■ Input data ■
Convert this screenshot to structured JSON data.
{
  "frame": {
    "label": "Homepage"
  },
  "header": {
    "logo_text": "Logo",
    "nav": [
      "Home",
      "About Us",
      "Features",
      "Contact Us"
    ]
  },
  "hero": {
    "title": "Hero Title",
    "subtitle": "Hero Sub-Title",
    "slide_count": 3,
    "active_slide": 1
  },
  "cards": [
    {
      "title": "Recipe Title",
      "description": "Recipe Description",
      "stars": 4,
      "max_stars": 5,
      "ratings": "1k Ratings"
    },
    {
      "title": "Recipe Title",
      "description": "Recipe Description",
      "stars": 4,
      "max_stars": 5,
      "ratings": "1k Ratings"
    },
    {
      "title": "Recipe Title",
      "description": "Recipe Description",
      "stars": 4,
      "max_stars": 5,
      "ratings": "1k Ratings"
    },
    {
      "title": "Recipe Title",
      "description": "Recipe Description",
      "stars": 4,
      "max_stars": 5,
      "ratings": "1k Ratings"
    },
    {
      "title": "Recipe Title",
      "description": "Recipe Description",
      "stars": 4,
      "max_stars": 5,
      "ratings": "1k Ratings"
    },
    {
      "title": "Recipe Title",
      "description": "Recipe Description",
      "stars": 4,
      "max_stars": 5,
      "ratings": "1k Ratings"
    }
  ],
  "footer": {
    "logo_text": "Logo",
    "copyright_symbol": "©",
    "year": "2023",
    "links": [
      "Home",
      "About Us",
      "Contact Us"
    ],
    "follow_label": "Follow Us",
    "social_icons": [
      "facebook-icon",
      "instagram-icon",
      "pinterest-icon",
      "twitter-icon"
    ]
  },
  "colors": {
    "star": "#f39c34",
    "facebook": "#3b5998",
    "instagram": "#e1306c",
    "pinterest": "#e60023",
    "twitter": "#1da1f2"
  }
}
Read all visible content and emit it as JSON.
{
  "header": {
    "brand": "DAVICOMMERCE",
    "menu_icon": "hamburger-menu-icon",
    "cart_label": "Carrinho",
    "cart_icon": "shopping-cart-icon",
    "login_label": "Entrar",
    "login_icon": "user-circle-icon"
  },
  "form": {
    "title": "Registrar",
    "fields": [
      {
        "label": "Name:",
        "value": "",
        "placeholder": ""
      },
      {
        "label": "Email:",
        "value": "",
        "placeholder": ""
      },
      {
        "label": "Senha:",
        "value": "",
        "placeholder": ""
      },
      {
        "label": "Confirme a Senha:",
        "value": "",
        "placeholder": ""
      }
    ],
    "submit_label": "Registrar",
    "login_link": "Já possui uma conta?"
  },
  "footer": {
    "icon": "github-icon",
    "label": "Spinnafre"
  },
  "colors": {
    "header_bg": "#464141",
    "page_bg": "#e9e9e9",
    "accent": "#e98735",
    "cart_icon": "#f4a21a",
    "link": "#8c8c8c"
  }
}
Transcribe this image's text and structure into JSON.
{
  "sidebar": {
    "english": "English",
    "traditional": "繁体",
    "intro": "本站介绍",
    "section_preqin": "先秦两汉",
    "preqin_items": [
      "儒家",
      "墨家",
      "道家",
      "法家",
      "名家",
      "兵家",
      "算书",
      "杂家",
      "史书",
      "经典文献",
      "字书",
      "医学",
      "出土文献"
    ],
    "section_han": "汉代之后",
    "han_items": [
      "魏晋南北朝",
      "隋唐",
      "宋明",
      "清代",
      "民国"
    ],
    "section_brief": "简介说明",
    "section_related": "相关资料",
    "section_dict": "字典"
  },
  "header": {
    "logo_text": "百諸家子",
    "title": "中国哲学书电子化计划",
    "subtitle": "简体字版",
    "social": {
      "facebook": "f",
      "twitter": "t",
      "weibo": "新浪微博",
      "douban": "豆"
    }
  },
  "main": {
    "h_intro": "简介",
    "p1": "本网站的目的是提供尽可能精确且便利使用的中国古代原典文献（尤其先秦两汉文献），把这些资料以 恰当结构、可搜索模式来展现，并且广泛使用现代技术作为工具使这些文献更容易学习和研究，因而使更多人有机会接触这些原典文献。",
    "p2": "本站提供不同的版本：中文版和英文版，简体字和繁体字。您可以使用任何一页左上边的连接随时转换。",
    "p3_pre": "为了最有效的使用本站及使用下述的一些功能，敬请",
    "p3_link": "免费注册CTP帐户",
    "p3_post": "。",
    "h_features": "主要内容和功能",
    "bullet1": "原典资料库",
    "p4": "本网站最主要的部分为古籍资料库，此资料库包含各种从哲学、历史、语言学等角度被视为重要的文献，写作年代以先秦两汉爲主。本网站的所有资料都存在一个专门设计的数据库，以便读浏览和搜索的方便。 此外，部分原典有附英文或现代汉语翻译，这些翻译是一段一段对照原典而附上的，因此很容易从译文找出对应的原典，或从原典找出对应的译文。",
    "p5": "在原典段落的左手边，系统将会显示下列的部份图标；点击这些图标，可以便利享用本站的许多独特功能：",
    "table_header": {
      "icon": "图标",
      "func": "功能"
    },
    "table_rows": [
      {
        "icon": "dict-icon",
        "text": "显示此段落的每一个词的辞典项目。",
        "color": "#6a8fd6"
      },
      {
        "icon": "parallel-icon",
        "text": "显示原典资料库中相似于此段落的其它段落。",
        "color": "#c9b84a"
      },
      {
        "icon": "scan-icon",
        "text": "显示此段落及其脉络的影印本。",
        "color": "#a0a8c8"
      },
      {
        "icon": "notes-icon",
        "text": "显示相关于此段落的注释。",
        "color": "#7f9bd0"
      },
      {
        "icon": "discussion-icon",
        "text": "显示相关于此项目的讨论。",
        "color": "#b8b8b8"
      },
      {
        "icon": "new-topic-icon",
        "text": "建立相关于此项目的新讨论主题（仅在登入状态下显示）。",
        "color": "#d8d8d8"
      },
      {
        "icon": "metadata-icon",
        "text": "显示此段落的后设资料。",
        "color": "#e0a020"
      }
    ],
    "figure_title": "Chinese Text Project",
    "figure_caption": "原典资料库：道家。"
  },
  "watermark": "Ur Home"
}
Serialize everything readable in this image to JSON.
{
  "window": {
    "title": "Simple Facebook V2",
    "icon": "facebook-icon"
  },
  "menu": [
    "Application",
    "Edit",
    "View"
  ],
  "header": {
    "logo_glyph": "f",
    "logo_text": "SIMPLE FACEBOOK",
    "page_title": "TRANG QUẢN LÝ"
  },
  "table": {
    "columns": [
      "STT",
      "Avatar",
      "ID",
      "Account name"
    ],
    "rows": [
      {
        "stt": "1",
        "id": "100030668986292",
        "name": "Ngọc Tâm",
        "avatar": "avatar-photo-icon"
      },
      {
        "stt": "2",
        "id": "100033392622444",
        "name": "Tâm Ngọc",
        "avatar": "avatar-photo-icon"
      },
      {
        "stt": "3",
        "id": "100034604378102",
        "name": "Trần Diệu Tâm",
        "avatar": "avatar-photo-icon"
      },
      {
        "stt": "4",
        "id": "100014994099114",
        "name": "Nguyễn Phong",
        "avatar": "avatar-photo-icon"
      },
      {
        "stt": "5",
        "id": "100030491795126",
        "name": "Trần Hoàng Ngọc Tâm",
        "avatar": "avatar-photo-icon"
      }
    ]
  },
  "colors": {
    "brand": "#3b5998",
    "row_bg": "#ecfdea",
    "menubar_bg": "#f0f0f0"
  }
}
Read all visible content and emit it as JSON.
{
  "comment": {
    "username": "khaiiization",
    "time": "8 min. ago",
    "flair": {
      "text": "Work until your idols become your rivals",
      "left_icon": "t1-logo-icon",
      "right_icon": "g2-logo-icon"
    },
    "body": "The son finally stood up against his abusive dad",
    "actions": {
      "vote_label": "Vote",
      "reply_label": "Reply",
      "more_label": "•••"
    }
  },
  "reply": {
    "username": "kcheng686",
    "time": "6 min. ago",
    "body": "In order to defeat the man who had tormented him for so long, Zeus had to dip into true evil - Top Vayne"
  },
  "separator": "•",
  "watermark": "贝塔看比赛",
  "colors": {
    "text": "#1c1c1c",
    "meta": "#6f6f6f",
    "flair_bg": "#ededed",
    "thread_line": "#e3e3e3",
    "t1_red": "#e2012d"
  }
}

■ Directions for this task ■
Lines that hold the word "subtitle" are the ones to return, every one of them.

■ Correct result ■
    "subtitle": "Hero Sub-Title",
    "subtitle": "简体字版",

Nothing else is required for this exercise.